Quote, verbatim, all material below, without pictures.

----- RECORDS -----

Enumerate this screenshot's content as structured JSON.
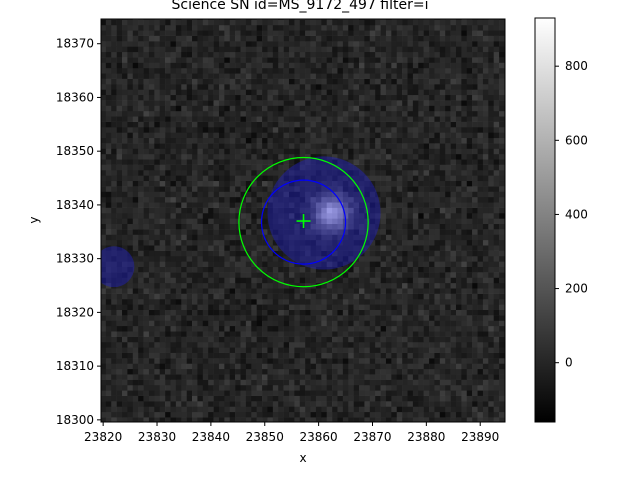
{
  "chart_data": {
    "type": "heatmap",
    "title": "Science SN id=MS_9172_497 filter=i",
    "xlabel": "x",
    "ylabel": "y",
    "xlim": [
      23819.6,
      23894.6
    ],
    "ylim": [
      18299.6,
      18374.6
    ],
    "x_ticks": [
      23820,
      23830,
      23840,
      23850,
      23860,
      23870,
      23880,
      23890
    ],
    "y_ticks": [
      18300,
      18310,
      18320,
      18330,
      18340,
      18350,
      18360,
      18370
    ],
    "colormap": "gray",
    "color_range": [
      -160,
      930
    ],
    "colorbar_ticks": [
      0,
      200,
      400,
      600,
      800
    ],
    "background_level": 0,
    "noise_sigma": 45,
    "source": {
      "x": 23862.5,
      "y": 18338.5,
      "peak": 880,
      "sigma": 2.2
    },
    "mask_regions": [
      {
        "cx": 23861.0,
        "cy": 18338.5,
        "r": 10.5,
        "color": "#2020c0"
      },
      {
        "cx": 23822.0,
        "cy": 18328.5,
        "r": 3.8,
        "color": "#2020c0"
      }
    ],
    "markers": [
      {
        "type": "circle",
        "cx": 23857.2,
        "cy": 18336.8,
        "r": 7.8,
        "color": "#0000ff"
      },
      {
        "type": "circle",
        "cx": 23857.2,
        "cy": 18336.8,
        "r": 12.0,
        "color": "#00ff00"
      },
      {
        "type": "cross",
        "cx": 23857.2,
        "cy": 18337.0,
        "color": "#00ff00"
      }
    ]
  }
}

-----

### COMPLETED TASK
Enumerate this screenshot's content as structured JSON.
{
  "chart_data": {
    "type": "heatmap",
    "title": "Science SN id=MS_9172_497 filter=i",
    "xlabel": "x",
    "ylabel": "y",
    "xlim": [
      23819.6,
      23894.6
    ],
    "ylim": [
      18299.6,
      18374.6
    ],
    "x_ticks": [
      23820,
      23830,
      23840,
      23850,
      23860,
      23870,
      23880,
      23890
    ],
    "y_ticks": [
      18300,
      18310,
      18320,
      18330,
      18340,
      18350,
      18360,
      18370
    ],
    "colormap": "gray",
    "color_range": [
      -160,
      930
    ],
    "colorbar_ticks": [
      0,
      200,
      400,
      600,
      800
    ],
    "background_level": 0,
    "noise_sigma": 45,
    "source": {
      "x": 23862.5,
      "y": 18338.5,
      "peak": 880,
      "sigma": 2.2
    },
    "mask_regions": [
      {
        "cx": 23861.0,
        "cy": 18338.5,
        "r": 10.5,
        "color": "#2020c0"
      },
      {
        "cx": 23822.0,
        "cy": 18328.5,
        "r": 3.8,
        "color": "#2020c0"
      }
    ],
    "markers": [
      {
        "type": "circle",
        "cx": 23857.2,
        "cy": 18336.8,
        "r": 7.8,
        "color": "#0000ff"
      },
      {
        "type": "circle",
        "cx": 23857.2,
        "cy": 18336.8,
        "r": 12.0,
        "color": "#00ff00"
      },
      {
        "type": "cross",
        "cx": 23857.2,
        "cy": 18337.0,
        "color": "#00ff00"
      }
    ]
  }
}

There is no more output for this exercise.